Given instruction:
Only the lines from the one containing "Convert this document image to plain text." through the end of the entries should be repeated, exactly as they appear, first and last included.

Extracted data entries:
==============================

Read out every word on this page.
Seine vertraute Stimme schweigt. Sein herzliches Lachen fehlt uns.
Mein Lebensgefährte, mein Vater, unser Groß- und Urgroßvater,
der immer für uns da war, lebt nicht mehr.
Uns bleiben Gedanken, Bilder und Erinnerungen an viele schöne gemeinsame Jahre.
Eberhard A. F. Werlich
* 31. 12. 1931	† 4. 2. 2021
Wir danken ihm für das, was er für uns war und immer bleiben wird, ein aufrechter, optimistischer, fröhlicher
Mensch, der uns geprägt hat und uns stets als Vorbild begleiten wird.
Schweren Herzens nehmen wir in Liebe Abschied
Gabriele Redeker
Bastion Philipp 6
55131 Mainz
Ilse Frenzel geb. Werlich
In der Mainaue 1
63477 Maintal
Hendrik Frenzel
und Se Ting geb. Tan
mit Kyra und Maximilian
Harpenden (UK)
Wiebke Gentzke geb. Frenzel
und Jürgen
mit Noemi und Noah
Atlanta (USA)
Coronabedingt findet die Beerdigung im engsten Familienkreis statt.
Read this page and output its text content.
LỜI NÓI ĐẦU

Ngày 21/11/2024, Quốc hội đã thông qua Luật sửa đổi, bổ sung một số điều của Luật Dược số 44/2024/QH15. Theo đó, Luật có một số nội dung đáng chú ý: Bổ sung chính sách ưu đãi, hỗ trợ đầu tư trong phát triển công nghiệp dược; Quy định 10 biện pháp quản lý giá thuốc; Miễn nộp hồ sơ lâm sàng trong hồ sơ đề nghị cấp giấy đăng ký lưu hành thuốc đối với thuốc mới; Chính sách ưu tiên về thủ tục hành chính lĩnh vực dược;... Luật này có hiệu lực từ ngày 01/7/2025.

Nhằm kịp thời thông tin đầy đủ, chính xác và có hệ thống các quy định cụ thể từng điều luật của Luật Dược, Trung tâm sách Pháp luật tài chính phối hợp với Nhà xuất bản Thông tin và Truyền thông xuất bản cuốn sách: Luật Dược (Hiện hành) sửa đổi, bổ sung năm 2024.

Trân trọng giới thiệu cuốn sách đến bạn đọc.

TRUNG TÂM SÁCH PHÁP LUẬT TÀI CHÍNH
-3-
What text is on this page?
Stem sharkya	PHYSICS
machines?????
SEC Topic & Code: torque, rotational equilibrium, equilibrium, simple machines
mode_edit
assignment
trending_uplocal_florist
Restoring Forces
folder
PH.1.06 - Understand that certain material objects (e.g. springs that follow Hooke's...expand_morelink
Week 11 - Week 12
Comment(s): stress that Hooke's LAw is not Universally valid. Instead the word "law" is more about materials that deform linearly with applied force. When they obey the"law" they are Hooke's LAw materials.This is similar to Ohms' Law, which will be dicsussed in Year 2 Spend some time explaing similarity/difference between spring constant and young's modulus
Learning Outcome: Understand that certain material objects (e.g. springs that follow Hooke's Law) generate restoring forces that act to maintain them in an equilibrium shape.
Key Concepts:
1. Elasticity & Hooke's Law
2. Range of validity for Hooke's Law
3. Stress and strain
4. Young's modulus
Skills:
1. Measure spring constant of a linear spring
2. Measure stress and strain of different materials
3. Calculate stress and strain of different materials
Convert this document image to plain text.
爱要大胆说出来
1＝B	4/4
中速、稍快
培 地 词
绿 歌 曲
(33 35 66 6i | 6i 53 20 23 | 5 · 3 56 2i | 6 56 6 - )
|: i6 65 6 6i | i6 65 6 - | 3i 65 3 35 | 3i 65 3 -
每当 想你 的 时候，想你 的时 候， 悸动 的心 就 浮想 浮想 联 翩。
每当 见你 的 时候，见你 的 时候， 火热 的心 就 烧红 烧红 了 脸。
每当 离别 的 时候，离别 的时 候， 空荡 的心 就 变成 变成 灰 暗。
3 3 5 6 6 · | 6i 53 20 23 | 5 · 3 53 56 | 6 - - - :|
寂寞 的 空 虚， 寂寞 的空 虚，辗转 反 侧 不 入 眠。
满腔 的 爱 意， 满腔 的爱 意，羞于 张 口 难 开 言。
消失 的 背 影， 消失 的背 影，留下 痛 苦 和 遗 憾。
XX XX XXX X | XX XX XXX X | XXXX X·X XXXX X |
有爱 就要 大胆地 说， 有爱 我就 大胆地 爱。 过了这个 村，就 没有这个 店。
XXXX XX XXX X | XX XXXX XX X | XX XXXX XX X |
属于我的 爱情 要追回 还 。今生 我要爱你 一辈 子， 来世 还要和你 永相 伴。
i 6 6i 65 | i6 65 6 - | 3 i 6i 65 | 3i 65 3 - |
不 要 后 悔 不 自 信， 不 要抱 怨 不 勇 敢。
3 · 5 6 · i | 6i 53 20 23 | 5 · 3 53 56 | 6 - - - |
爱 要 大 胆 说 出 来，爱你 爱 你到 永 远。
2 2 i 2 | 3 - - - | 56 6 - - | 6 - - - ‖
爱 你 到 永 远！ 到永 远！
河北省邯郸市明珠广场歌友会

==============================

Answer to the problem:
Convert this document image to plain text.
爱要大胆说出来
1＝B	4/4
中速、稍快
培 地 词
绿 歌 曲
(33 35 66 6i | 6i 53 20 23 | 5 · 3 56 2i | 6 56 6 - )
|: i6 65 6 6i | i6 65 6 - | 3i 65 3 35 | 3i 65 3 -
每当 想你 的 时候，想你 的时 候， 悸动 的心 就 浮想 浮想 联 翩。
每当 见你 的 时候，见你 的 时候， 火热 的心 就 烧红 烧红 了 脸。
每当 离别 的 时候，离别 的时 候， 空荡 的心 就 变成 变成 灰 暗。
3 3 5 6 6 · | 6i 53 20 23 | 5 · 3 53 56 | 6 - - - :|
寂寞 的 空 虚， 寂寞 的空 虚，辗转 反 侧 不 入 眠。
满腔 的 爱 意， 满腔 的爱 意，羞于 张 口 难 开 言。
消失 的 背 影， 消失 的背 影，留下 痛 苦 和 遗 憾。
XX XX XXX X | XX XX XXX X | XXXX X·X XXXX X |
有爱 就要 大胆地 说， 有爱 我就 大胆地 爱。 过了这个 村，就 没有这个 店。
XXXX XX XXX X | XX XXXX XX X | XX XXXX XX X |
属于我的 爱情 要追回 还 。今生 我要爱你 一辈 子， 来世 还要和你 永相 伴。
i 6 6i 65 | i6 65 6 - | 3 i 6i 65 | 3i 65 3 - |
不 要 后 悔 不 自 信， 不 要抱 怨 不 勇 敢。
3 · 5 6 · i | 6i 53 20 23 | 5 · 3 53 56 | 6 - - - |
爱 要 大 胆 说 出 来，爱你 爱 你到 永 远。
2 2 i 2 | 3 - - - | 56 6 - - | 6 - - - ‖
爱 你 到 永 远！ 到永 远！
河北省邯郸市明珠广场歌友会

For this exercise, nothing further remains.